• What you should do: Of all the lines in the material, how many include the word "document"? Give only the number.

Dataset items
-- -- --
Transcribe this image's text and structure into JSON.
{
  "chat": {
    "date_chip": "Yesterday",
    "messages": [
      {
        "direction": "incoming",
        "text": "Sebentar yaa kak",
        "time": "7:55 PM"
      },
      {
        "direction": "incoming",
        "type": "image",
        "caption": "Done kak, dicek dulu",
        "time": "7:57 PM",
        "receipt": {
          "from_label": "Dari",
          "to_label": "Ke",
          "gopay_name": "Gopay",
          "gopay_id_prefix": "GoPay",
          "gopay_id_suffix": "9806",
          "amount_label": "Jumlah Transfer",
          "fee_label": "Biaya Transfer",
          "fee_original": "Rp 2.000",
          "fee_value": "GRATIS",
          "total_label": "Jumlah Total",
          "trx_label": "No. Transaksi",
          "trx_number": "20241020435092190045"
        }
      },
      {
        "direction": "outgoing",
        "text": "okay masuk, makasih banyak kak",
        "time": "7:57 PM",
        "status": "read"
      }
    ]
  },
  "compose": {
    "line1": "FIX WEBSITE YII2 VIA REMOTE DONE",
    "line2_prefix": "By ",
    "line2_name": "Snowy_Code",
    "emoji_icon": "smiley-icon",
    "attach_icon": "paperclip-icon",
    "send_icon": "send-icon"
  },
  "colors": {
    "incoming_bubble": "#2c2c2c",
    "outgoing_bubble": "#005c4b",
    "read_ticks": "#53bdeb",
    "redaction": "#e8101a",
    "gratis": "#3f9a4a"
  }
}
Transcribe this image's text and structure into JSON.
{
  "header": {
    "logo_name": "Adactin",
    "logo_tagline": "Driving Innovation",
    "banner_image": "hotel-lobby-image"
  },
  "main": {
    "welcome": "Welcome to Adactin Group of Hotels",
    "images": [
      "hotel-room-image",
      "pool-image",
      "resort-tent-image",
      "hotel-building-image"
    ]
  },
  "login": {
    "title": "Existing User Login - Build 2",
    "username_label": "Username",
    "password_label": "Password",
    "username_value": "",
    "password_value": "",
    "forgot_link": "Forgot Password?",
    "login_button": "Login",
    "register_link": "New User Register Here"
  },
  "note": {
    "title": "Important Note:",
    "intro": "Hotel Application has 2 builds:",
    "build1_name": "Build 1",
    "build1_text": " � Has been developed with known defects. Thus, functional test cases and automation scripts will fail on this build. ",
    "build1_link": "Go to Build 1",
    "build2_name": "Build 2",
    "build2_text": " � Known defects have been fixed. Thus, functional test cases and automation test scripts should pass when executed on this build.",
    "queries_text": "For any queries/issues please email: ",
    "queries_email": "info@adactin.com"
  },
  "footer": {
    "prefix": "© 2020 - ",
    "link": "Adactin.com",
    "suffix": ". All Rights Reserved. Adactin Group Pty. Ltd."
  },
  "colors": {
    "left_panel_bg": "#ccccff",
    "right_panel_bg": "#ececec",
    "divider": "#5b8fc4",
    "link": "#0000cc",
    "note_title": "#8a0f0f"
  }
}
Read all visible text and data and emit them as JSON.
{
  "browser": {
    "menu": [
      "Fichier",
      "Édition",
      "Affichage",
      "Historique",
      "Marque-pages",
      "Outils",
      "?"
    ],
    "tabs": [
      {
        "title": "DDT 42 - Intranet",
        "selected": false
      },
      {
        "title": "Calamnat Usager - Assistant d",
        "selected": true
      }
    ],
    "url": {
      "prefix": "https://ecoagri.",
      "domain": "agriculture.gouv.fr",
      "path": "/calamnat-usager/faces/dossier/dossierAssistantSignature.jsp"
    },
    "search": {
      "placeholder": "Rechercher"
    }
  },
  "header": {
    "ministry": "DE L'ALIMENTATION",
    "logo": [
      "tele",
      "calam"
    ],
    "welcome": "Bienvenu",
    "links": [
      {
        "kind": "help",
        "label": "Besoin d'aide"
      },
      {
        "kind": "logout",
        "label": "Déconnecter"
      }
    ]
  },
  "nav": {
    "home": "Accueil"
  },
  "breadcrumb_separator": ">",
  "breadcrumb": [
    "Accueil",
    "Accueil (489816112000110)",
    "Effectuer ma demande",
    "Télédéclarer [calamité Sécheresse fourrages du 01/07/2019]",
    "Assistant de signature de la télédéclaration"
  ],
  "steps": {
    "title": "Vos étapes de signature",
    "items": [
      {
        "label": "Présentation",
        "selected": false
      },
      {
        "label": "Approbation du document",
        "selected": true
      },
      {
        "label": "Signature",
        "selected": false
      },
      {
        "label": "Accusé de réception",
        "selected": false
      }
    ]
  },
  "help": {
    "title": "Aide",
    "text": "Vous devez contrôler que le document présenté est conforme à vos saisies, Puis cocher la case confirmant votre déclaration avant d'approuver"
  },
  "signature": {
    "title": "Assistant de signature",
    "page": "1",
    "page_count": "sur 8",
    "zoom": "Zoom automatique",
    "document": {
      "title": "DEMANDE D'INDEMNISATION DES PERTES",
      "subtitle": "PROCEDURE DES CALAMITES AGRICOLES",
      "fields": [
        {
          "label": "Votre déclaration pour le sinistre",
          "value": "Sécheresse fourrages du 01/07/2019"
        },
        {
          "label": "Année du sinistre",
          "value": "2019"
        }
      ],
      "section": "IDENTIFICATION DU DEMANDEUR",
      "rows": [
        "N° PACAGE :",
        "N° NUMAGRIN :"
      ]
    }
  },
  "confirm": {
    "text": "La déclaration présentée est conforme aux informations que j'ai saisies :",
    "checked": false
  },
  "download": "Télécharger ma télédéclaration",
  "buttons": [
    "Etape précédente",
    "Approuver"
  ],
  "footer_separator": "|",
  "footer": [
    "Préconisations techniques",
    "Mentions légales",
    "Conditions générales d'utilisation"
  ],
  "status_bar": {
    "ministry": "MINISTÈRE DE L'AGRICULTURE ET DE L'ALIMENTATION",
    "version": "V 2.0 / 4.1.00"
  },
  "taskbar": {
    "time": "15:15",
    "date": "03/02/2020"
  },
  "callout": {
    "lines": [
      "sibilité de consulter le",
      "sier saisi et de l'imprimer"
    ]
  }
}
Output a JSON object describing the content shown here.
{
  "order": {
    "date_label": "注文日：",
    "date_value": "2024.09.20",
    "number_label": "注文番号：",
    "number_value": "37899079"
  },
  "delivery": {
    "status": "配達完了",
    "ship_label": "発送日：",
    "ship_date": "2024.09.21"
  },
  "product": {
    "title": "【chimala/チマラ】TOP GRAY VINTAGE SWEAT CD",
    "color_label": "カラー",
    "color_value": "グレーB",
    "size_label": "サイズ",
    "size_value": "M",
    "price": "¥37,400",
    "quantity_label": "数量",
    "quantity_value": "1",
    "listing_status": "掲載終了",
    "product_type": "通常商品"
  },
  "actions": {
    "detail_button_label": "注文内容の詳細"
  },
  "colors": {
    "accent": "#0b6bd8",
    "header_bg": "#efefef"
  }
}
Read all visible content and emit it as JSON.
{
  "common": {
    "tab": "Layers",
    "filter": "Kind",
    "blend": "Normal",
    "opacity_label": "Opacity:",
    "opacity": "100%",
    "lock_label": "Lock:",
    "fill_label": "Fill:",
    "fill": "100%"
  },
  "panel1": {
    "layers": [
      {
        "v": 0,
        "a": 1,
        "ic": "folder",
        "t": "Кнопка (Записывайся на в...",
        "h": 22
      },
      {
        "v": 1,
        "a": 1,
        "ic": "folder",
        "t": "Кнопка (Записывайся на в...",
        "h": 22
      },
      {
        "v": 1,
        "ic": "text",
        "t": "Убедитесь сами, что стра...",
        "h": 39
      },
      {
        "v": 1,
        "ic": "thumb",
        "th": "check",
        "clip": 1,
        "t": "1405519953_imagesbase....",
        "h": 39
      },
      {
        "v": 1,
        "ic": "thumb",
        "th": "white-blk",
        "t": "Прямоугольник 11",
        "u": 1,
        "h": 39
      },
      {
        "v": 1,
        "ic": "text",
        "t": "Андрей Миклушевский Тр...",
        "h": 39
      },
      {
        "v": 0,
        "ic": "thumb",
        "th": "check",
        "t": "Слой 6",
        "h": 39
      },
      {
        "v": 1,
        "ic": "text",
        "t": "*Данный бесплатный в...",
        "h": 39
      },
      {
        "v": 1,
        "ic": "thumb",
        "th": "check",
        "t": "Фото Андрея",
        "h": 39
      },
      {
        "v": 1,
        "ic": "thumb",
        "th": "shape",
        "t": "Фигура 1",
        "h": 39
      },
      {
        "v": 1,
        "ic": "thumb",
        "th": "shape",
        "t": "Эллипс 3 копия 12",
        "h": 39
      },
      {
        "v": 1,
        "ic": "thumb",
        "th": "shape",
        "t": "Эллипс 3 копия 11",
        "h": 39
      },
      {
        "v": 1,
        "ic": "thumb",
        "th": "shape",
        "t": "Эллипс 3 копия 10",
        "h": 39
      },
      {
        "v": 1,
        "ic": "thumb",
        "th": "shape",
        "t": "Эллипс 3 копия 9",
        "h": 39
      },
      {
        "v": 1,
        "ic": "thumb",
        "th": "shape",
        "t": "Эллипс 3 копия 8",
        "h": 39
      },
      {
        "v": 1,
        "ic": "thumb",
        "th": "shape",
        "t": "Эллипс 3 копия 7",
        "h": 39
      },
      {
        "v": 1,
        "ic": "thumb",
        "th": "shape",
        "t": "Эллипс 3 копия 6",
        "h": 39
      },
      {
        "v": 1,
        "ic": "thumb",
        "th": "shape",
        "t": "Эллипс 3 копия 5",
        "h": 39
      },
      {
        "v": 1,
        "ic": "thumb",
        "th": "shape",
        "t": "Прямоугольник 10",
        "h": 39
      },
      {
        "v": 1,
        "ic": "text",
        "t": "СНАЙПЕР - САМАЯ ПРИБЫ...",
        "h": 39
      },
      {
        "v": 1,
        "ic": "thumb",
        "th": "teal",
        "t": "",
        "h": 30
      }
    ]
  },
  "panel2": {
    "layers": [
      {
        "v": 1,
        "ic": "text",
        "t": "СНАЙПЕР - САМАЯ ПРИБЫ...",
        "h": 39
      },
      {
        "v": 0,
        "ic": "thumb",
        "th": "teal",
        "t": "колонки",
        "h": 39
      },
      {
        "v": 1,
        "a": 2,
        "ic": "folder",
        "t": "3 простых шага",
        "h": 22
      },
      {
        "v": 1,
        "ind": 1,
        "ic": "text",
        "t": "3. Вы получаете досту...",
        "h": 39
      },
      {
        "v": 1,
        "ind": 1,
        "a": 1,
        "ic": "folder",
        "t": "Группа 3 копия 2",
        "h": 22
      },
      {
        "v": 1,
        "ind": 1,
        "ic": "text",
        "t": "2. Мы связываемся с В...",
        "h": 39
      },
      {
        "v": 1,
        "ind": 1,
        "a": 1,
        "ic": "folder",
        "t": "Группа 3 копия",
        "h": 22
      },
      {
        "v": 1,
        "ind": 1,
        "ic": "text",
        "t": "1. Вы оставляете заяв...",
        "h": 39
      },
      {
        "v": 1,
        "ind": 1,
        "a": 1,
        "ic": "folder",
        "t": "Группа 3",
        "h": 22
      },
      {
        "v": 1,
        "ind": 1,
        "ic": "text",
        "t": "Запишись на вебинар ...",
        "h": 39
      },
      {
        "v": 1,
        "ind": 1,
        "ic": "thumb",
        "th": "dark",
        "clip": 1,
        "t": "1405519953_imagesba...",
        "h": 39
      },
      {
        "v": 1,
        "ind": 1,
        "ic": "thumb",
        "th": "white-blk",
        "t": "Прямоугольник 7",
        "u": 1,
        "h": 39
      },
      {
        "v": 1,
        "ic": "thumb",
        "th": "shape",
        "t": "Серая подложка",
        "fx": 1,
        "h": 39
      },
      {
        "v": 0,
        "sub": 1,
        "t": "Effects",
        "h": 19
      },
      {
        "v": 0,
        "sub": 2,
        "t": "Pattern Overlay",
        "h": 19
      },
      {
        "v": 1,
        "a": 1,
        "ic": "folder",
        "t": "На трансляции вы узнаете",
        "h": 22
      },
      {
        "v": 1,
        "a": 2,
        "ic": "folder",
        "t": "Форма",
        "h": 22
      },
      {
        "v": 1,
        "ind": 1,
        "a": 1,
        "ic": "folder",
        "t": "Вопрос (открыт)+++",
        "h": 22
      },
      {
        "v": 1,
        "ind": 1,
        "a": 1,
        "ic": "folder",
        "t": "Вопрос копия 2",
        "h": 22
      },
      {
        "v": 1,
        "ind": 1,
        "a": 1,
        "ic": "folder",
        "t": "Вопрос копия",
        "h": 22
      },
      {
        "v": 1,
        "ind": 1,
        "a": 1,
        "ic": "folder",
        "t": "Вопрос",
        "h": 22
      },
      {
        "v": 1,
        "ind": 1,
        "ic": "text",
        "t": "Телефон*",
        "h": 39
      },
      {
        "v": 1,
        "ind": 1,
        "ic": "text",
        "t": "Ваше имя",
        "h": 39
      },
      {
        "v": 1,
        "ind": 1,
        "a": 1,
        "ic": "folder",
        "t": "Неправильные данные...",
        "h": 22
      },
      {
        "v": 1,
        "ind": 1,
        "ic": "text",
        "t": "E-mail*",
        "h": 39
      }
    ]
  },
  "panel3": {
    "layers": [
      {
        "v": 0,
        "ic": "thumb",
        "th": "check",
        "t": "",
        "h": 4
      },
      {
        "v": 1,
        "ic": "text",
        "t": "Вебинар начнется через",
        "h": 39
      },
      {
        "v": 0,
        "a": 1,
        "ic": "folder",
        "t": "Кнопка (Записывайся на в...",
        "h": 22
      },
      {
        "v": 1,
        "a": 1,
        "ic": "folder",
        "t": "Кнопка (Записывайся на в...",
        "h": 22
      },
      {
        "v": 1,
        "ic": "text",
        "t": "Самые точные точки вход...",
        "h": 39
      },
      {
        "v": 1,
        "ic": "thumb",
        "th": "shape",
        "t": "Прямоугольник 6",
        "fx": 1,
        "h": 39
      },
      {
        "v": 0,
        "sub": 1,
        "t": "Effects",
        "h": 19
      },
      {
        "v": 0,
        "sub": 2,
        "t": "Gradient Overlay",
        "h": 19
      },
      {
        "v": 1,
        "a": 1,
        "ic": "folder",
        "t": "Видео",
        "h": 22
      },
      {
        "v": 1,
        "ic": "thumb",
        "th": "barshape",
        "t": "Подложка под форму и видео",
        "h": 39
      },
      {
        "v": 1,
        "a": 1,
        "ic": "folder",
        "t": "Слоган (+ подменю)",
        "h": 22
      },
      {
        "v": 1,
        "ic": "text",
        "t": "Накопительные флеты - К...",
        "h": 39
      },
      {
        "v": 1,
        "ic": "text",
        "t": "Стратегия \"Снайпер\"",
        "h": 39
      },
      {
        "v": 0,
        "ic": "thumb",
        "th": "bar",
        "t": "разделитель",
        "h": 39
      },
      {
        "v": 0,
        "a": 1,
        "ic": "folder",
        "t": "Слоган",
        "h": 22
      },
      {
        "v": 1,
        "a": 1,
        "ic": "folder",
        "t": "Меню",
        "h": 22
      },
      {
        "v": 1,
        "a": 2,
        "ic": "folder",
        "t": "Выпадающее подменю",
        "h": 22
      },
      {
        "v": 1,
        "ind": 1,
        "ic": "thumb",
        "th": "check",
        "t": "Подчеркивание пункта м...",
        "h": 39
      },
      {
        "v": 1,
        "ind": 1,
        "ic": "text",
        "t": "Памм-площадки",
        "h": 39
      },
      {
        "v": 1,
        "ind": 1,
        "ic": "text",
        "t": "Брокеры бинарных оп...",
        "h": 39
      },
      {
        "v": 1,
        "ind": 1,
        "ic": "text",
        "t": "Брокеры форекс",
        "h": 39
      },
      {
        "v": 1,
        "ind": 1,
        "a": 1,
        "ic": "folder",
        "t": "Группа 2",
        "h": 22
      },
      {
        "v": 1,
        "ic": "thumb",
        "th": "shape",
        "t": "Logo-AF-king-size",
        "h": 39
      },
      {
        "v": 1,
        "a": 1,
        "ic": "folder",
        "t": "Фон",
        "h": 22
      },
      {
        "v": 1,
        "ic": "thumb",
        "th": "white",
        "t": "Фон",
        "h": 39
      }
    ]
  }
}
-- -- --
• Answer: 3